INSTRUCTION:
Give only the number of lines that contain the word "text".

SUPPLIED DATA:

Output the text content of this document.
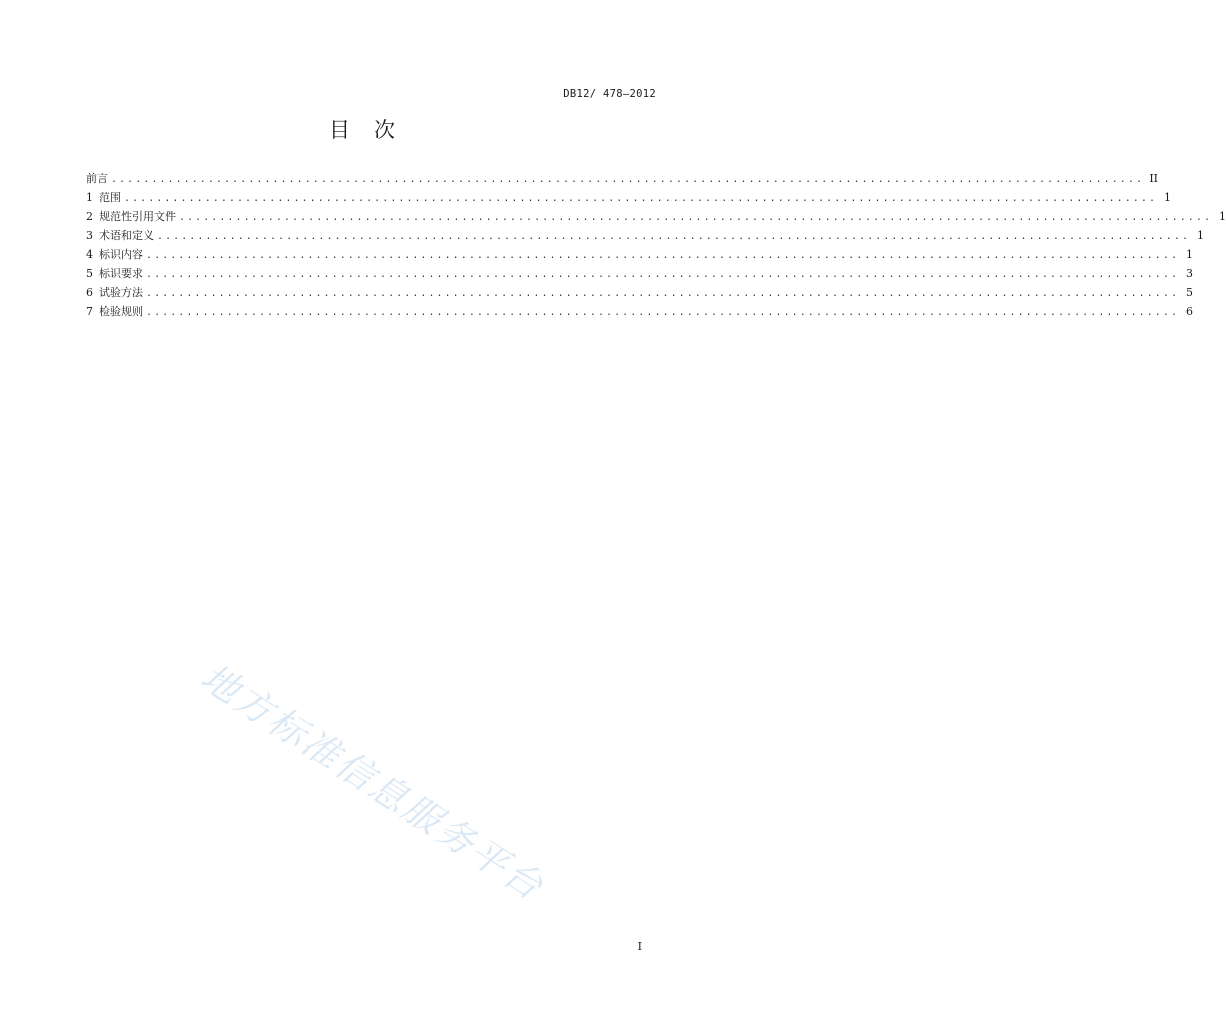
DB12/ 478—2012
目 次
前言 ................................................................................................................................ II
1 范围 ................................................................................................................................ 1
2 规范性引用文件 ................................................................................................................................ 1
3 术语和定义 ................................................................................................................................ 1
4 标识内容 ................................................................................................................................ 1
5 标识要求 ................................................................................................................................ 3
6 试验方法 ................................................................................................................................ 5
7 检验规则 ................................................................................................................................ 6
地方标准信息服务平台
I
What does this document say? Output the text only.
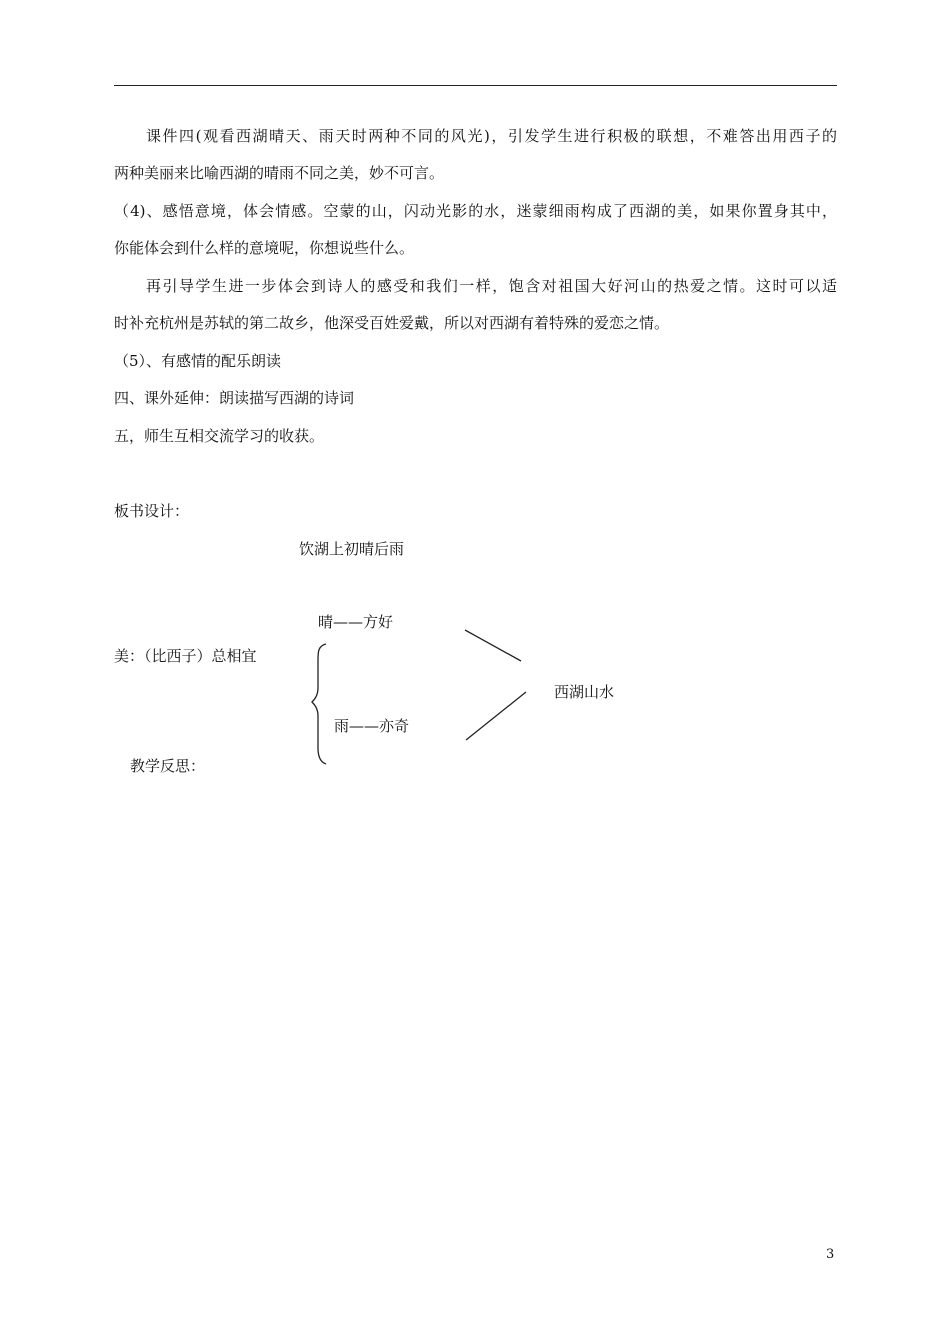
课件四(观看西湖晴天、雨天时两种不同的风光)，引发学生进行积极的联想，不难答出用西子的
两种美丽来比喻西湖的晴雨不同之美，妙不可言。
（4)、感悟意境，体会情感。空蒙的山，闪动光影的水，迷蒙细雨构成了西湖的美，如果你置身其中，
你能体会到什么样的意境呢，你想说些什么。
再引导学生进一步体会到诗人的感受和我们一样，饱含对祖国大好河山的热爱之情。这时可以适
时补充杭州是苏轼的第二故乡，他深受百姓爱戴，所以对西湖有着特殊的爱恋之情。
（5）、有感情的配乐朗读
四、课外延伸：朗读描写西湖的诗词
五，师生互相交流学习的收获。
板书设计：
饮湖上初晴后雨
晴——方好
美：（比西子）总相宜
西湖山水
雨——亦奇
教学反思：
3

SOLUTION FOR THIS TASK:
2